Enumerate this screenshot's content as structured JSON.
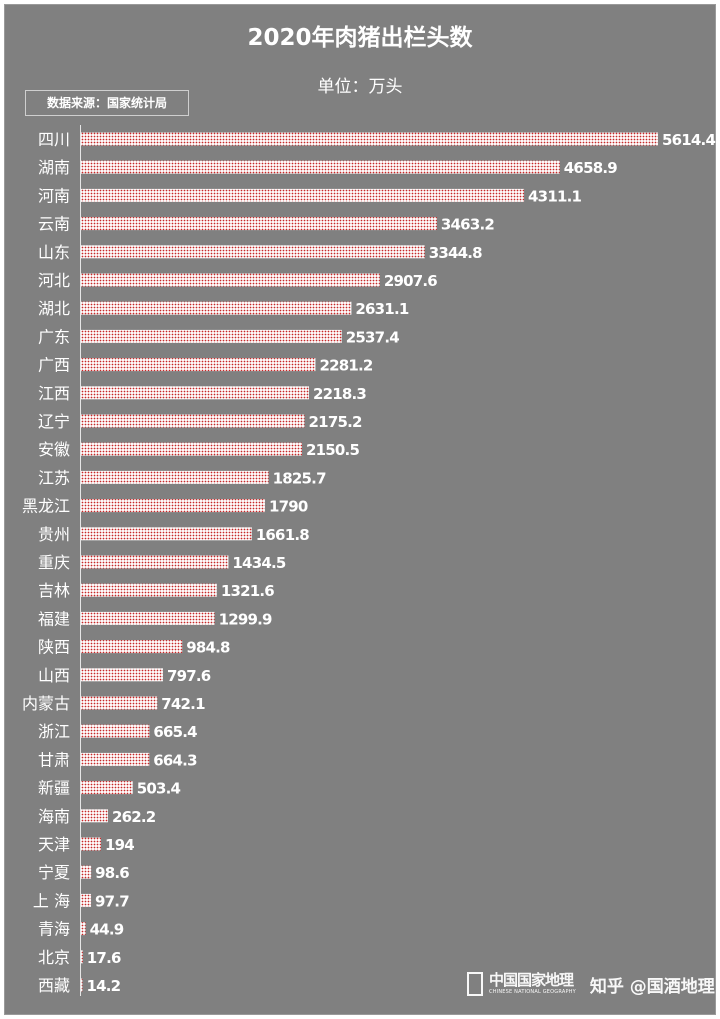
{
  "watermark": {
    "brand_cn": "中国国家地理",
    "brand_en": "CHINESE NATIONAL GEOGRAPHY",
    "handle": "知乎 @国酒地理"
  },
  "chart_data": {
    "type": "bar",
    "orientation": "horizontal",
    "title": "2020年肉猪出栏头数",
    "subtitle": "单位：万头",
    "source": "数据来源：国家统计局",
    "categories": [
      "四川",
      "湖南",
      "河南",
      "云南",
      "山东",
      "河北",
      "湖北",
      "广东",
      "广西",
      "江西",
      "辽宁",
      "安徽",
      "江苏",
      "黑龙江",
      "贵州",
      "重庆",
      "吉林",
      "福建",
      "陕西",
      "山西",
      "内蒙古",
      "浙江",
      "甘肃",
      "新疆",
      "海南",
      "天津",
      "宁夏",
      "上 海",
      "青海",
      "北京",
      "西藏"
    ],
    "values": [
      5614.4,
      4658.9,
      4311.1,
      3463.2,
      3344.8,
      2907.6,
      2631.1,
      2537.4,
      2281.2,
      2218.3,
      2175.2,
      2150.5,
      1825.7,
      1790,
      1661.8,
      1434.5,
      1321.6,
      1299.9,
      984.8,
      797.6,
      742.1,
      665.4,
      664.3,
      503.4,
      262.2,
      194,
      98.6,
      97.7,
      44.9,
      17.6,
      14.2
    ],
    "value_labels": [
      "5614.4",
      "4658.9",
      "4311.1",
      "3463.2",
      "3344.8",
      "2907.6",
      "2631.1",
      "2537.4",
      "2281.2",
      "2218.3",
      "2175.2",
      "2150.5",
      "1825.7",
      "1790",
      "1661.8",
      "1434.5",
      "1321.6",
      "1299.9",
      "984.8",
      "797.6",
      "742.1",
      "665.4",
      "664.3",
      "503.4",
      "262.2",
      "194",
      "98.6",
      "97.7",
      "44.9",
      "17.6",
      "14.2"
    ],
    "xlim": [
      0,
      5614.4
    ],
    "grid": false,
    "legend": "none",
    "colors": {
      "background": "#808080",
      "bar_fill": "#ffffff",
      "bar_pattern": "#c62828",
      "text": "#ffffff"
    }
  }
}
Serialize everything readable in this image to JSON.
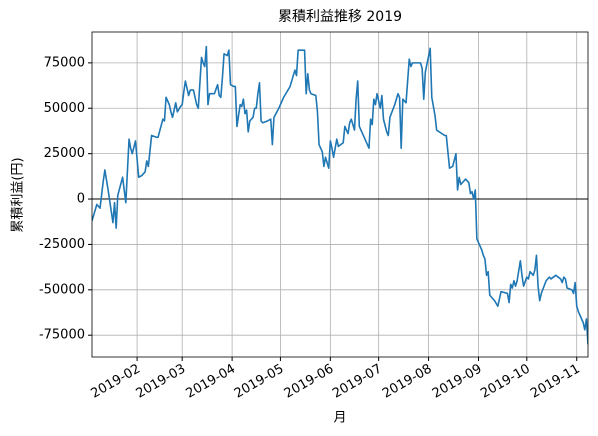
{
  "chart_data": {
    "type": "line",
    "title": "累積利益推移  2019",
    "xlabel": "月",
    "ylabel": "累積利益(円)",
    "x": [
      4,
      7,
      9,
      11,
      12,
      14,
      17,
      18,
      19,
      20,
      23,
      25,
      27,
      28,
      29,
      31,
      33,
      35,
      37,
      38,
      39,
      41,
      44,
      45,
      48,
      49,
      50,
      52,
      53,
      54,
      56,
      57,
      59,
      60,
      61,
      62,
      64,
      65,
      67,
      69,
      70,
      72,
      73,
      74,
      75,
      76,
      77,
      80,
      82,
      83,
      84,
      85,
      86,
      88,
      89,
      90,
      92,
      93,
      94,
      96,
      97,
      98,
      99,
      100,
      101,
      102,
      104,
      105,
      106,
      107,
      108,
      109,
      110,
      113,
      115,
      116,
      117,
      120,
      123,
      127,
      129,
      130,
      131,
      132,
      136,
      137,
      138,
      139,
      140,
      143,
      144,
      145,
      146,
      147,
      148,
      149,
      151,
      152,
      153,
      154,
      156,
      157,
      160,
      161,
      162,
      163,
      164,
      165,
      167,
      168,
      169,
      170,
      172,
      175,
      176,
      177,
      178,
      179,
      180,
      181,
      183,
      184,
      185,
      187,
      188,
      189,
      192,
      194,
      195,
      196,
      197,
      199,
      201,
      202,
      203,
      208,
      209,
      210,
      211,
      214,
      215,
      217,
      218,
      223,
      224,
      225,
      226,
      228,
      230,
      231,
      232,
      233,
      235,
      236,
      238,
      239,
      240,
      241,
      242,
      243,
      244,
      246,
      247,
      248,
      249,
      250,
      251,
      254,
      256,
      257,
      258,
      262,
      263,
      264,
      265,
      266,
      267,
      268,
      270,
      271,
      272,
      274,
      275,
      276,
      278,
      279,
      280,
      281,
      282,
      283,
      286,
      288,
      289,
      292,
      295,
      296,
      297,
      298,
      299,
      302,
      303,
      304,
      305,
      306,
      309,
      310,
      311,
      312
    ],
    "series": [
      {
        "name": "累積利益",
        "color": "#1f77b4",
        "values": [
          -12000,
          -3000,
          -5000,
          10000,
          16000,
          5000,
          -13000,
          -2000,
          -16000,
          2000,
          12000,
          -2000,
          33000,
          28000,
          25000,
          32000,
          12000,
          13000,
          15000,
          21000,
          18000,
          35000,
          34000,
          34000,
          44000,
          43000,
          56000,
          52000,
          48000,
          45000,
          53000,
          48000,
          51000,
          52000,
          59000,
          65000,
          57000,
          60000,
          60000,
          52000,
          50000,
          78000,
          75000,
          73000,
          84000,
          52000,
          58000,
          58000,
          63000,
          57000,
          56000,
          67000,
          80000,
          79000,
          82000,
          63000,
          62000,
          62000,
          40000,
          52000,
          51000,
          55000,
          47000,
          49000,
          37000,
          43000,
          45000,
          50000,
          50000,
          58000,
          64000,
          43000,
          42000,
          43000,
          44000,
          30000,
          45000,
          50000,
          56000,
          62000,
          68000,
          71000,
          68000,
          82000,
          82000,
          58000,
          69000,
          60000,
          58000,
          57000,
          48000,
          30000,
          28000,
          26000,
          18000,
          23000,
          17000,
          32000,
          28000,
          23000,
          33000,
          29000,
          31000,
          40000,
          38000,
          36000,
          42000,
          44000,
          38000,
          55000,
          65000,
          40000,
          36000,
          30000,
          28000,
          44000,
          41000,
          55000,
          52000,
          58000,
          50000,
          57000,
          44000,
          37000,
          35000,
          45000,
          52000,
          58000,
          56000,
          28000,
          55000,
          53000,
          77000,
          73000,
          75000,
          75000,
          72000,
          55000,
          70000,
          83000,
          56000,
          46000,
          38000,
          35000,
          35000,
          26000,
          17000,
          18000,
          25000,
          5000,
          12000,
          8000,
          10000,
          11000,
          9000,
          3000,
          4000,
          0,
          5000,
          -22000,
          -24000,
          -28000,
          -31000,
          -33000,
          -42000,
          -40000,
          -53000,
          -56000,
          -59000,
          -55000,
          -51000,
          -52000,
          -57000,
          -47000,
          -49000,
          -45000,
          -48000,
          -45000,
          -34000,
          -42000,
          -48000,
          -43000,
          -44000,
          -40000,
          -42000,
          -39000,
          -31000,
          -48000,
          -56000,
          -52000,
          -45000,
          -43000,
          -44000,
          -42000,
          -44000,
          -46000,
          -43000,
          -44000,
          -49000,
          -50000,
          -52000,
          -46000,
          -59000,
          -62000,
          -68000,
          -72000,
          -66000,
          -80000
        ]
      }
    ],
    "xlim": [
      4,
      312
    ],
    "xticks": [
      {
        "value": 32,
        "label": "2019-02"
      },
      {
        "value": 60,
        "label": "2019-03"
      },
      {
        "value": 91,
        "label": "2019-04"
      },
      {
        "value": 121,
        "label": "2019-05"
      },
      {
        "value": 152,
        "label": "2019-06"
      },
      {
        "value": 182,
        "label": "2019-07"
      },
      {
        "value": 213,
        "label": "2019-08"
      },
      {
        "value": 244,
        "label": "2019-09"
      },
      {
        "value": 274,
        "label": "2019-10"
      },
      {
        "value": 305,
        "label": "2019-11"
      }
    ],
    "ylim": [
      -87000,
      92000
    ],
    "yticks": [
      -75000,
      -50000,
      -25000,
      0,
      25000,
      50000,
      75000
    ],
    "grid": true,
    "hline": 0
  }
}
▬▬▬▬▬▬
## GOAL
Search the material above for "this". Pull out each line where it shows up.

## REPLY TO THE TASK
Enumerate this screenshot's content as structured JSON.
Serialize everything readable in this image to JSON.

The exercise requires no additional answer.